Record list
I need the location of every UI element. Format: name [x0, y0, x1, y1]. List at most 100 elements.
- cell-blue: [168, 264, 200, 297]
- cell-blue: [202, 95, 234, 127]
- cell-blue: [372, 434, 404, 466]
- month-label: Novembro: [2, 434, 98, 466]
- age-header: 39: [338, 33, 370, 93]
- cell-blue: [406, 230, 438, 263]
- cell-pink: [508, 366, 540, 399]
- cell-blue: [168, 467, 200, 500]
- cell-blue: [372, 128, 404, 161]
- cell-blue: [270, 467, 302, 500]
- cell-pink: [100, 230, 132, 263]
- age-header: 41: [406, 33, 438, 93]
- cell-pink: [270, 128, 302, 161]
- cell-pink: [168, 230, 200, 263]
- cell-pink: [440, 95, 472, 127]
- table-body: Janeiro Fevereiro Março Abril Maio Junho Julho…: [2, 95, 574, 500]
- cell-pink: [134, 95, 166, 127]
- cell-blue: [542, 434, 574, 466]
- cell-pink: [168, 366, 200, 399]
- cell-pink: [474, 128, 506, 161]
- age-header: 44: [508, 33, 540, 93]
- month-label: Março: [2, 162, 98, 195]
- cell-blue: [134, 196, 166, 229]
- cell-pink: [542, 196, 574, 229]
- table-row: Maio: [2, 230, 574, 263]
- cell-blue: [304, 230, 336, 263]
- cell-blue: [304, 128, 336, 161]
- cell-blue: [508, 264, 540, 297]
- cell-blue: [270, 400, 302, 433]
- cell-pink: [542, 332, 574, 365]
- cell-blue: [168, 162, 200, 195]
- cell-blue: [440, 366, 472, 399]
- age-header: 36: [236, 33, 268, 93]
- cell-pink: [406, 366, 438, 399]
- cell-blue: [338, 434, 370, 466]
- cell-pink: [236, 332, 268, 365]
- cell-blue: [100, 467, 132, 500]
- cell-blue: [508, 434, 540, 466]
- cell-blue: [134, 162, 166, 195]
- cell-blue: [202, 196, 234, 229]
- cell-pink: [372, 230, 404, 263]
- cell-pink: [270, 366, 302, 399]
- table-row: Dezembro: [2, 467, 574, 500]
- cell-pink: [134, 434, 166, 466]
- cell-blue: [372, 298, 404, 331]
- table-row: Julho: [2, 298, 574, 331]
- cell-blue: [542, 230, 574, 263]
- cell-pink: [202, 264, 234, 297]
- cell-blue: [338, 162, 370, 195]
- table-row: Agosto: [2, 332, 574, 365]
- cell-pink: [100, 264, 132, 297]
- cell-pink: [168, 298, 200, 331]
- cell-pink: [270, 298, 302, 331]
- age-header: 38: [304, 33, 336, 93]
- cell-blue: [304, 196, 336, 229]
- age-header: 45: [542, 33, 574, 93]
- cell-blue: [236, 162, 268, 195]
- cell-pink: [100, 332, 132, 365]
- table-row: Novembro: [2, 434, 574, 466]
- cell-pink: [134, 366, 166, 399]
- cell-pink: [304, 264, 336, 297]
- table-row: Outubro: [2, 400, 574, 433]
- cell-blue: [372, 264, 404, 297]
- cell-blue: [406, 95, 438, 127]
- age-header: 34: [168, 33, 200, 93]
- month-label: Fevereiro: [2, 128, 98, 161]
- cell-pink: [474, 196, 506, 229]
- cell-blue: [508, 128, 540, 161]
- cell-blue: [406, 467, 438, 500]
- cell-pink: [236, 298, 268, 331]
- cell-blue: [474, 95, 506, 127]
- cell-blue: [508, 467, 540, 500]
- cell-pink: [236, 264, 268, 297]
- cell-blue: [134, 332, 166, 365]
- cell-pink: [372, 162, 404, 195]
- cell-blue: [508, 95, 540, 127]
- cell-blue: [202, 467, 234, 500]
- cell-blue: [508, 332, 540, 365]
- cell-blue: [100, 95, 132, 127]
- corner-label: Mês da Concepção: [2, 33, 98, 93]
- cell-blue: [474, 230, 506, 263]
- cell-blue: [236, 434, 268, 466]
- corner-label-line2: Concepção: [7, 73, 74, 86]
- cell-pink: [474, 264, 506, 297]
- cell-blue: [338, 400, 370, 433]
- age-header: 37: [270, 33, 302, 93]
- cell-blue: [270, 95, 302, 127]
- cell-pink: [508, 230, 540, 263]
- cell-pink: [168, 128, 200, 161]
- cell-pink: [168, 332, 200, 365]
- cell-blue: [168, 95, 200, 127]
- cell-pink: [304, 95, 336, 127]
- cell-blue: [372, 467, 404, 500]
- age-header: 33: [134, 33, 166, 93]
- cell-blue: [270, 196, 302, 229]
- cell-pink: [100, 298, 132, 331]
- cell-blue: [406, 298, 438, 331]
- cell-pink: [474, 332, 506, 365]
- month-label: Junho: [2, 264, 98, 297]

What needs to be done
Copy every line of the records above word for word, without changing, dropping, or reordering anything.

Worked solution
I need the location of every UI element. Format: name [x0, y0, x1, y1]. List at most 100 elements.
- cell-blue: [168, 264, 200, 297]
- cell-blue: [202, 95, 234, 127]
- cell-blue: [372, 434, 404, 466]
- month-label: Novembro: [2, 434, 98, 466]
- age-header: 39: [338, 33, 370, 93]
- cell-blue: [406, 230, 438, 263]
- cell-pink: [508, 366, 540, 399]
- cell-blue: [168, 467, 200, 500]
- cell-blue: [372, 128, 404, 161]
- cell-blue: [270, 467, 302, 500]
- cell-pink: [100, 230, 132, 263]
- age-header: 41: [406, 33, 438, 93]
- cell-pink: [270, 128, 302, 161]
- cell-pink: [168, 230, 200, 263]
- cell-pink: [440, 95, 472, 127]
- table-body: Janeiro Fevereiro Março Abril Maio Junho Julho…: [2, 95, 574, 500]
- cell-pink: [134, 95, 166, 127]
- cell-blue: [542, 434, 574, 466]
- cell-pink: [168, 366, 200, 399]
- cell-pink: [474, 128, 506, 161]
- age-header: 44: [508, 33, 540, 93]
- month-label: Março: [2, 162, 98, 195]
- cell-blue: [134, 196, 166, 229]
- cell-pink: [542, 196, 574, 229]
- table-row: Maio: [2, 230, 574, 263]
- cell-blue: [304, 230, 336, 263]
- cell-blue: [304, 128, 336, 161]
- cell-blue: [508, 264, 540, 297]
- cell-blue: [270, 400, 302, 433]
- cell-pink: [542, 332, 574, 365]
- cell-blue: [168, 162, 200, 195]
- cell-blue: [440, 366, 472, 399]
- age-header: 36: [236, 33, 268, 93]
- cell-pink: [406, 366, 438, 399]
- cell-blue: [338, 434, 370, 466]
- cell-pink: [236, 332, 268, 365]
- cell-blue: [100, 467, 132, 500]
- cell-blue: [508, 434, 540, 466]
- cell-blue: [134, 162, 166, 195]
- cell-blue: [202, 196, 234, 229]
- cell-pink: [372, 230, 404, 263]
- cell-pink: [270, 366, 302, 399]
- table-row: Dezembro: [2, 467, 574, 500]
- cell-pink: [134, 434, 166, 466]
- cell-blue: [372, 298, 404, 331]
- table-row: Julho: [2, 298, 574, 331]
- cell-blue: [542, 230, 574, 263]
- cell-pink: [202, 264, 234, 297]
- cell-blue: [338, 162, 370, 195]
- table-row: Agosto: [2, 332, 574, 365]
- cell-pink: [100, 264, 132, 297]
- cell-pink: [168, 298, 200, 331]
- cell-pink: [270, 298, 302, 331]
- age-header: 38: [304, 33, 336, 93]
- cell-blue: [304, 196, 336, 229]
- age-header: 45: [542, 33, 574, 93]
- cell-blue: [236, 162, 268, 195]
- cell-pink: [100, 332, 132, 365]
- table-row: Novembro: [2, 434, 574, 466]
- cell-pink: [134, 366, 166, 399]
- cell-pink: [304, 264, 336, 297]
- table-row: Outubro: [2, 400, 574, 433]
- cell-blue: [372, 264, 404, 297]
- cell-blue: [406, 95, 438, 127]
- age-header: 34: [168, 33, 200, 93]
- month-label: Fevereiro: [2, 128, 98, 161]
- cell-pink: [474, 196, 506, 229]
- cell-blue: [508, 128, 540, 161]
- cell-blue: [406, 467, 438, 500]
- cell-pink: [236, 298, 268, 331]
- cell-blue: [474, 95, 506, 127]
- cell-blue: [508, 467, 540, 500]
- cell-pink: [236, 264, 268, 297]
- cell-blue: [134, 332, 166, 365]
- cell-pink: [372, 162, 404, 195]
- cell-blue: [508, 95, 540, 127]
- cell-blue: [202, 467, 234, 500]
- cell-blue: [508, 332, 540, 365]
- cell-blue: [100, 95, 132, 127]
- corner-label: Mês da Concepção: [2, 33, 98, 93]
- cell-blue: [474, 230, 506, 263]
- cell-blue: [236, 434, 268, 466]
- corner-label-line2: Concepção: [7, 73, 74, 86]
- cell-pink: [474, 264, 506, 297]
- cell-blue: [338, 400, 370, 433]
- age-header: 37: [270, 33, 302, 93]
- cell-blue: [270, 95, 302, 127]
- cell-pink: [508, 230, 540, 263]
- cell-pink: [168, 128, 200, 161]
- cell-pink: [168, 332, 200, 365]
- cell-blue: [168, 95, 200, 127]
- cell-pink: [304, 95, 336, 127]
- cell-blue: [372, 467, 404, 500]
- age-header: 33: [134, 33, 166, 93]
- cell-blue: [270, 196, 302, 229]
- cell-pink: [100, 298, 132, 331]
- cell-blue: [406, 298, 438, 331]
- cell-pink: [474, 332, 506, 365]
- month-label: Junho: [2, 264, 98, 297]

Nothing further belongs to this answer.